Stored data

|---|

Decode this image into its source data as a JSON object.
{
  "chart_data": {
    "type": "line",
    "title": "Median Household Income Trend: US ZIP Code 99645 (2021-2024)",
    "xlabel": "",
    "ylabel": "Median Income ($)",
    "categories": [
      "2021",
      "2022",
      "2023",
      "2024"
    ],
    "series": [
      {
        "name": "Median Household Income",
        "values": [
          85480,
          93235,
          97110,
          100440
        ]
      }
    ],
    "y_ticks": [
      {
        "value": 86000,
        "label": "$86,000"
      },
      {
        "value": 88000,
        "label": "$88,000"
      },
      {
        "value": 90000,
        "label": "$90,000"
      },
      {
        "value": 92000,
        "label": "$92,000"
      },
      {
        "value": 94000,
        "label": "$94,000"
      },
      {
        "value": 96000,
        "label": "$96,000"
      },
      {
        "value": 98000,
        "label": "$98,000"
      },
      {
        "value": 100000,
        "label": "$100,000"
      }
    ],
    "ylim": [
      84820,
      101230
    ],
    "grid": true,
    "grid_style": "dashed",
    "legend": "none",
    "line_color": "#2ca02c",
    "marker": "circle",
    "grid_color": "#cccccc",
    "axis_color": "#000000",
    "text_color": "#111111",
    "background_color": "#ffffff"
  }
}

|---|

Quote every record above exactly.

Decode this image into its source data as a JSON object.
{
  "chart_data": {
    "type": "line",
    "title": "Median Household Income Trend: US ZIP Code 99645 (2021-2024)",
    "xlabel": "",
    "ylabel": "Median Income ($)",
    "categories": [
      "2021",
      "2022",
      "2023",
      "2024"
    ],
    "series": [
      {
        "name": "Median Household Income",
        "values": [
          85480,
          93235,
          97110,
          100440
        ]
      }
    ],
    "y_ticks": [
      {
        "value": 86000,
        "label": "$86,000"
      },
      {
        "value": 88000,
        "label": "$88,000"
      },
      {
        "value": 90000,
        "label": "$90,000"
      },
      {
        "value": 92000,
        "label": "$92,000"
      },
      {
        "value": 94000,
        "label": "$94,000"
      },
      {
        "value": 96000,
        "label": "$96,000"
      },
      {
        "value": 98000,
        "label": "$98,000"
      },
      {
        "value": 100000,
        "label": "$100,000"
      }
    ],
    "ylim": [
      84820,
      101230
    ],
    "grid": true,
    "grid_style": "dashed",
    "legend": "none",
    "line_color": "#2ca02c",
    "marker": "circle",
    "grid_color": "#cccccc",
    "axis_color": "#000000",
    "text_color": "#111111",
    "background_color": "#ffffff"
  }
}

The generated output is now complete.